Problems and tasks:
(a) From the passage on Aristotle and Plato, reproduce the text between "it may perhaps" and "conquer others unjustly.", inclusive, copied word for word.
(b) In the passage on Aristotle and Plato, what are the three fundamental political unit-types that Aristotle names?

Selected text:
----------------

But it is, unsurprisingly, in the pages of the sober-minded Aristotle that this thought is developed most fully and straightforwardly. In the Politics, he writes that some

assert that the mode of regime involving mastery and tyranny is the only happy one. Indeed, with some cities this is the defining principle of the regime and the laws—that they exercise mastery over their neighbors. Hence while most of the usages existing among cities are, so to speak, a mere jumble, nevertheless if the laws anywhere look to one thing, it is to domination that all of them aim at. In Sparta and Crete, for example, it is with a view to wars that education and the greatest part of the laws are organized. Further, among all nations that are capable of aggrandizing themselves, power of this sort is honored.

Aristotle almost immediately follows this analytical statement of fact with his own, unfavorable, judgment:

it may perhaps seem absurd . . . that this should be the function of one expert in politics—to be able to discern how to exercise [imperial] rule and mastery over those nearby, whether they wish it or not. How can this be characteristic of political or legislative expertise when it is not even lawful? It is not lawful to rule a city in this fashion justly, let alone unjustly; and it is possible to conquer others unjustly.

Note the entirely different frame of reference confronting Aristotle: his audience takes for granted that conquest is just and must be persuaded that “it is possible” for conquest to be unjust! Perhaps in part because of Aristotle’s logic and influence, that presupposition changed over time.

Aristotle further teaches that there are three fundamental political entities or unit-types: the tribe, the polis, and the empire. The first two resemble something like what we today would call the nation. They are formed by a distinct people; their “constitutions,” written or otherwise, recognize a fundamental distinction between members and nonmembers—or, to borrow from Book I of Plato’s Republic, between friends and enemies.

We should be careful not to take the latter terminology too far. Even under this conception of politics, not every foreigner is necessarily an enemy. But if he’s a friend, he’s one of a different kind than a fellow citizen with whom, however distant, one shares a bond of civic friendship. This bond is necessarily absent among foreigners who therefore in principle remain potential enemies. The sundering of the bonds of civic friendship is also the reason why civil wars are typically far more brutal and terrible than foreign wars: passions run much hotter.

Staying for a moment with Plato’s Republic, it is fair to say that in this, his most famous dialogue, Plato presents his political teaching at its most universalist and abstract. The so-called “city in speech” articulated in the dialogue is allegedly based on universal truths common to all men in all times and places and accessible as such to unassisted human reason.

Yet even this “best” city is not open and universal in its practical application. It is, to the contrary, emphatically closed and particular. It has a border, with citizens on one side and noncitizens on the other. The famous “noble lie” that Socrates insists must be told to its citizens holds that they are all literally blood relations, their common ancestors having grown up out of the very ground beneath their feet, the same ground that now comprises the city’s sacred soil. One teaching of the Republic is that any city—that is to say, any political community, even the best, whether real or imagined—only “works,” or works well, when it takes care of its own. Part of the definition of “justice” that emerges over the course of the work—and remember that the Socratic “What is?” question that animates this dialogue is “What is justice?”—is that justice is every citizen receiving his due for doing his proper work and minding his own business.

----------------

Material:
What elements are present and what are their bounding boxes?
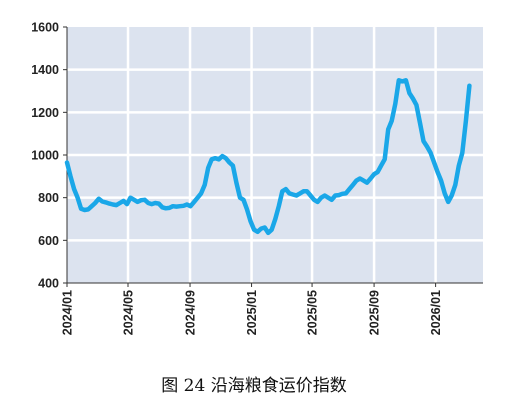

----------------

Results for the exercise:
(a)
it may perhaps seem absurd . . . that this should be the function of one expert in politics—to be able to discern how to exercise [imperial] rule and mastery over those nearby, whether they wish it or not. How can this be characteristic of political or legislative expertise when it is not even lawful? It is not lawful to rule a city in this fashion justly, let alone unjustly; and it is possible to conquer others unjustly.

(b) The tribe, the polis, and the empire.